Input data:

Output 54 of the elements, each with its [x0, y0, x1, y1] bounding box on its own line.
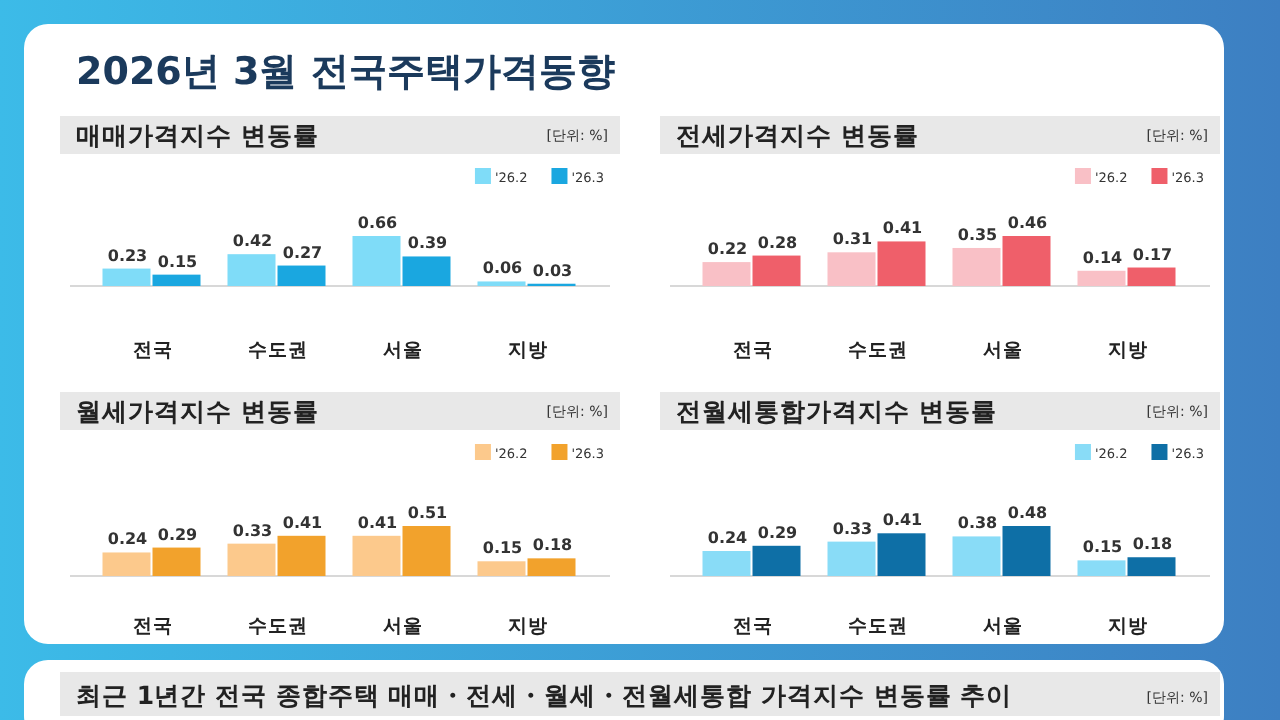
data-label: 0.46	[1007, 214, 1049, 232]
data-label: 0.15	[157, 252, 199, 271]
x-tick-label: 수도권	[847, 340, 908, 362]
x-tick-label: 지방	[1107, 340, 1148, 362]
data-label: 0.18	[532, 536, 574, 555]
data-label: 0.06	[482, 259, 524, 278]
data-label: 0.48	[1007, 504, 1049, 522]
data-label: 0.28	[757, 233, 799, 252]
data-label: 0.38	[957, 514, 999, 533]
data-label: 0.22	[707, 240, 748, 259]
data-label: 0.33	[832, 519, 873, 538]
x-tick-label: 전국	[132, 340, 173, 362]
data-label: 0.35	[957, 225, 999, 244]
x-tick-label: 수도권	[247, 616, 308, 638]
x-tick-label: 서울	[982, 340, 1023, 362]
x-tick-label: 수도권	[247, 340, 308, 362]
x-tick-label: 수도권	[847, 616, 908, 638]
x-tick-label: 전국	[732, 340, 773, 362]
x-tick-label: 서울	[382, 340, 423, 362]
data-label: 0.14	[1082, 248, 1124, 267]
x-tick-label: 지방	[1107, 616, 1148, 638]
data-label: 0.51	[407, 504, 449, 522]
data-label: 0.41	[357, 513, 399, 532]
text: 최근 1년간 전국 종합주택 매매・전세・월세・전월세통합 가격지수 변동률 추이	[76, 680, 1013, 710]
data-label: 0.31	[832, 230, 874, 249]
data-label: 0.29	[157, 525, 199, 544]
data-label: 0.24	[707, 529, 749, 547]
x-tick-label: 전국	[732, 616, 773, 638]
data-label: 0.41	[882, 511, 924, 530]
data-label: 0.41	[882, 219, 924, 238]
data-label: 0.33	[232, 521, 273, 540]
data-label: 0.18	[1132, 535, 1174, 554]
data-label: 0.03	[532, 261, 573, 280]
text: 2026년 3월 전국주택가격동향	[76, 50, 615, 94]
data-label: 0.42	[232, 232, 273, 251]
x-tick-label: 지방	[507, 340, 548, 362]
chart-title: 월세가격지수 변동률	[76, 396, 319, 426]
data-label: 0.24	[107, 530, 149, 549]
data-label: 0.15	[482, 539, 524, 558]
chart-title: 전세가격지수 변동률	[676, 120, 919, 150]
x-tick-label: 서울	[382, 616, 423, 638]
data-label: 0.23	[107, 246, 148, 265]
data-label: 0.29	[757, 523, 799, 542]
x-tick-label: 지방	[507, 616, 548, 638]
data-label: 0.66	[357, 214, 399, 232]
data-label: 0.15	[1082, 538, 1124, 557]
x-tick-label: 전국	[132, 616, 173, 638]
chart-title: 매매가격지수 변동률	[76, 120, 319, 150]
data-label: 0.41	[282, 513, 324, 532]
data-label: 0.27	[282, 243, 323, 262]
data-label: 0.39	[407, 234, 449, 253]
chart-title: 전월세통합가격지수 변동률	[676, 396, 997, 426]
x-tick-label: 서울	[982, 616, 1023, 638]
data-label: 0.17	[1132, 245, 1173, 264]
* * *
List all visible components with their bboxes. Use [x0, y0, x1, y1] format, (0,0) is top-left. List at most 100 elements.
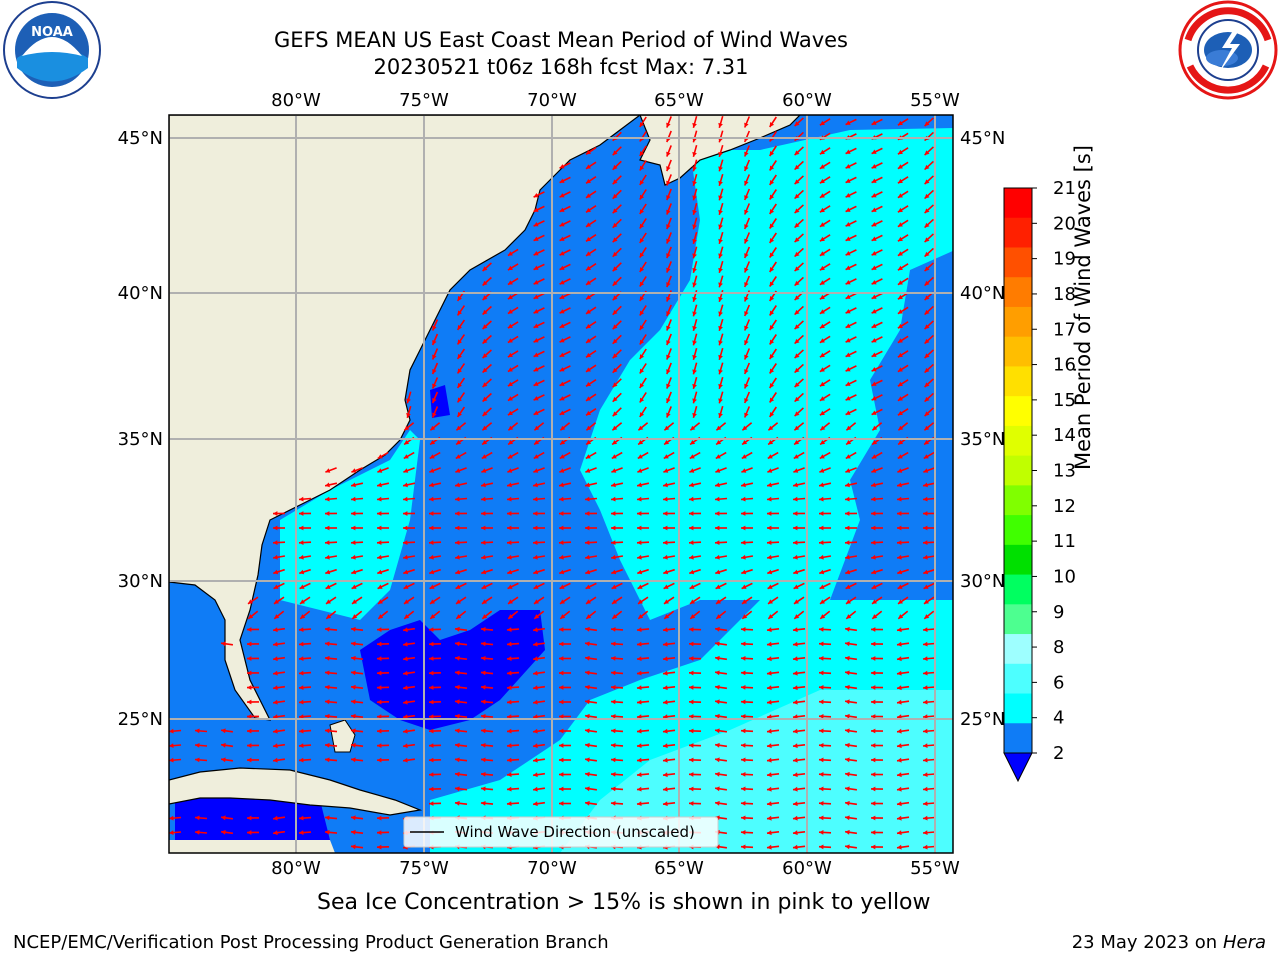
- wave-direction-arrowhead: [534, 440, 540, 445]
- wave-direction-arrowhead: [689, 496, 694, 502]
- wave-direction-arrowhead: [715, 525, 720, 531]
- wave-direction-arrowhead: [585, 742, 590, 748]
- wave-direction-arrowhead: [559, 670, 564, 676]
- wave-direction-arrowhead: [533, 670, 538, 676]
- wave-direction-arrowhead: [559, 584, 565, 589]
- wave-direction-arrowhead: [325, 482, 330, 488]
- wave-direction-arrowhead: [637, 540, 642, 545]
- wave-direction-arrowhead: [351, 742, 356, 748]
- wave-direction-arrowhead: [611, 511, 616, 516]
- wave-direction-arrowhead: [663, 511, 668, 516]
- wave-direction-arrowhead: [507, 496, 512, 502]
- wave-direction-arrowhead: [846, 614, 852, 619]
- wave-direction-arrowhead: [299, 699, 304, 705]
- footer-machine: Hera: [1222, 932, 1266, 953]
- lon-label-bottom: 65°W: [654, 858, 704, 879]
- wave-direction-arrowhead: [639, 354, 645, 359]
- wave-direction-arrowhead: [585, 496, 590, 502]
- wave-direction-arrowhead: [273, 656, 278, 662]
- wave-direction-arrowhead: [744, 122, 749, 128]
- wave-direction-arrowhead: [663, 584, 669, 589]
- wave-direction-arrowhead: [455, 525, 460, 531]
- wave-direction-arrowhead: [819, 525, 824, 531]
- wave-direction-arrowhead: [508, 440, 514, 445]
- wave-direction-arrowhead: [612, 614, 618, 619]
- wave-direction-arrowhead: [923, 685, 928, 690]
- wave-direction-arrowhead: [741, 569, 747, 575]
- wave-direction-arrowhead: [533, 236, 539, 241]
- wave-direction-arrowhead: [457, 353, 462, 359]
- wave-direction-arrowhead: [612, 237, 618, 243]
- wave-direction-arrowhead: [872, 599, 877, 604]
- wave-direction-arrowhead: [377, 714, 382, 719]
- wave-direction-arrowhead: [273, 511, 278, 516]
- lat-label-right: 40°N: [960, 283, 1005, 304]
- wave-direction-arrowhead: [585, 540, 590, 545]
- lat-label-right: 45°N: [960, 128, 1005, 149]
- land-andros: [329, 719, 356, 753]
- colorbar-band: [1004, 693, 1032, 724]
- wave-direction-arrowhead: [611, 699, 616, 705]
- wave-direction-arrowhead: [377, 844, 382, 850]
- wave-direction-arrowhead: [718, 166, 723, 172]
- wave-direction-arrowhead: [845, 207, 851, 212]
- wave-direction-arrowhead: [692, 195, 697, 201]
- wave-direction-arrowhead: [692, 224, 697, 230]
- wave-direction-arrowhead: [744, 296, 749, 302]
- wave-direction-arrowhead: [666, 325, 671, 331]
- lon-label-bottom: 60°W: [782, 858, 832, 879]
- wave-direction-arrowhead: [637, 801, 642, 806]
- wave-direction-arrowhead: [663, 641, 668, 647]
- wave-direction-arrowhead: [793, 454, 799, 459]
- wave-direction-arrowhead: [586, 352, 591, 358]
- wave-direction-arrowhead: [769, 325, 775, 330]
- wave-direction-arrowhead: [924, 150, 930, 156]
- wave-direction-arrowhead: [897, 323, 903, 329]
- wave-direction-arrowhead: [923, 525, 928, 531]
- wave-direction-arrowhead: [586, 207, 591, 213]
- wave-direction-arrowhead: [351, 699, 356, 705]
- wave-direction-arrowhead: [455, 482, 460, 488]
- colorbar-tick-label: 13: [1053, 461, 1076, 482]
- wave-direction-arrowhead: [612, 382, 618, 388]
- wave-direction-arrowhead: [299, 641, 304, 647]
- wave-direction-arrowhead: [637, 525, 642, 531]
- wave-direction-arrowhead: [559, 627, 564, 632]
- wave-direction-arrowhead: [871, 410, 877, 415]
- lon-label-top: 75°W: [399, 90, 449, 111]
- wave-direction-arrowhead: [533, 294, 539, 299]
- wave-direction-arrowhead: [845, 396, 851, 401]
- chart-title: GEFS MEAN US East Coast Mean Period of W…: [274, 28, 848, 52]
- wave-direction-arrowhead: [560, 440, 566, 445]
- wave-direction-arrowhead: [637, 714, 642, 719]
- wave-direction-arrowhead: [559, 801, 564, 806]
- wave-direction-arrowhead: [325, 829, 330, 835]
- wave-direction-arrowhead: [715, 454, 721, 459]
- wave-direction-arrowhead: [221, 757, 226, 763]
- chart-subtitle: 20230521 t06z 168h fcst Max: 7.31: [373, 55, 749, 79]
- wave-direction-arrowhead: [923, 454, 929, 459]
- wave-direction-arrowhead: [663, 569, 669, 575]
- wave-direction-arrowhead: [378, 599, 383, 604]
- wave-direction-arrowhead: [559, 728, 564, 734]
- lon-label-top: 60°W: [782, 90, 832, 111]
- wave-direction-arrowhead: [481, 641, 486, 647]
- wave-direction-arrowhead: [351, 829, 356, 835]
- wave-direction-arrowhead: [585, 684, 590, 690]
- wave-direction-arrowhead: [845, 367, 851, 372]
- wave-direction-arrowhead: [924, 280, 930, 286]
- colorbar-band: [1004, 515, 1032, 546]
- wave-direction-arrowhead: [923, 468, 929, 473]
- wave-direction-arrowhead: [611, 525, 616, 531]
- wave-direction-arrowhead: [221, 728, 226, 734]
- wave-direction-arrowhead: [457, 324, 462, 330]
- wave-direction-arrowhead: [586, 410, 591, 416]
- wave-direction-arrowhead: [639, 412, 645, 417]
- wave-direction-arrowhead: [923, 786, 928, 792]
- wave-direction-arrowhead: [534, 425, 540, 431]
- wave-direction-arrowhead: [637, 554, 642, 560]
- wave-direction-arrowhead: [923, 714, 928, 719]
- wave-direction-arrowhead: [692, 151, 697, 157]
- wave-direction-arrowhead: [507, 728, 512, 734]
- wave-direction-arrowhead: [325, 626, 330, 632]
--
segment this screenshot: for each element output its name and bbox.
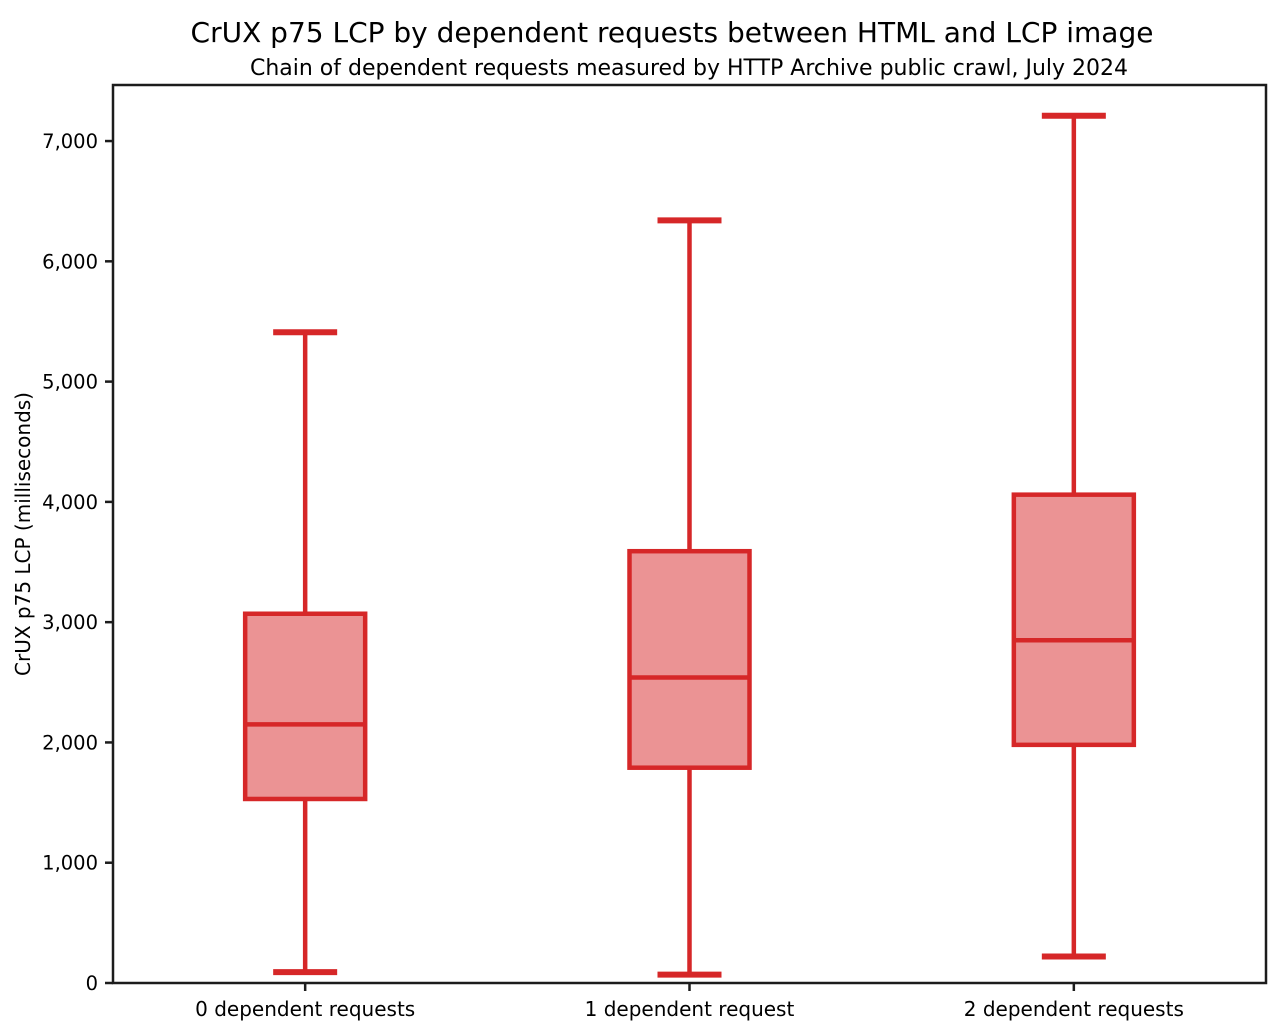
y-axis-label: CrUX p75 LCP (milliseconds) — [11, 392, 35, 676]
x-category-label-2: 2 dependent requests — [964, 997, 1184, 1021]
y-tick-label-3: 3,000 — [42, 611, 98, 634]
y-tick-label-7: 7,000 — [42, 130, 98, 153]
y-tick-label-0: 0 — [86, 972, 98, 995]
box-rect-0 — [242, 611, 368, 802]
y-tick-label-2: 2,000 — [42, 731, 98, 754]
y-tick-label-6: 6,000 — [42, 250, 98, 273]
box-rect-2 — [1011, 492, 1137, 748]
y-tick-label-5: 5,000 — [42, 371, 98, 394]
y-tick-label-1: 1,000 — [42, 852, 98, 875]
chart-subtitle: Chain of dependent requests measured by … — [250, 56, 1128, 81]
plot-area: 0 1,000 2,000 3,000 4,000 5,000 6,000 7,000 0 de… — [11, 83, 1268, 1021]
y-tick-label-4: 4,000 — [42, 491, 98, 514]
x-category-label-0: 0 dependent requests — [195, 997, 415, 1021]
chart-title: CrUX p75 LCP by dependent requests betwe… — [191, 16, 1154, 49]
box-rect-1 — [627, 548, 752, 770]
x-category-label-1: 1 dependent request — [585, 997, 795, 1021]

What is asked: Print the rows from the line containing "y-axis-label: CrUX p75" through the line containing "x-category-label-1: 1 dependent", inclusive, copying each one exactly.

Written answer:
y-axis-label: CrUX p75 LCP (milliseconds) — [11, 392, 35, 676]
x-category-label-2: 2 dependent requests — [964, 997, 1184, 1021]
y-tick-label-3: 3,000 — [42, 611, 98, 634]
y-tick-label-7: 7,000 — [42, 130, 98, 153]
y-tick-label-0: 0 — [86, 972, 98, 995]
box-rect-0 — [242, 611, 368, 802]
y-tick-label-2: 2,000 — [42, 731, 98, 754]
y-tick-label-6: 6,000 — [42, 250, 98, 273]
box-rect-2 — [1011, 492, 1137, 748]
y-tick-label-5: 5,000 — [42, 371, 98, 394]
y-tick-label-1: 1,000 — [42, 852, 98, 875]
chart-subtitle: Chain of dependent requests measured by … — [250, 56, 1128, 81]
plot-area: 0 1,000 2,000 3,000 4,000 5,000 6,000 7,000 0 de… — [11, 83, 1268, 1021]
y-tick-label-4: 4,000 — [42, 491, 98, 514]
x-category-label-0: 0 dependent requests — [195, 997, 415, 1021]
chart-title: CrUX p75 LCP by dependent requests betwe… — [191, 16, 1154, 49]
box-rect-1 — [627, 548, 752, 770]
x-category-label-1: 1 dependent request — [585, 997, 795, 1021]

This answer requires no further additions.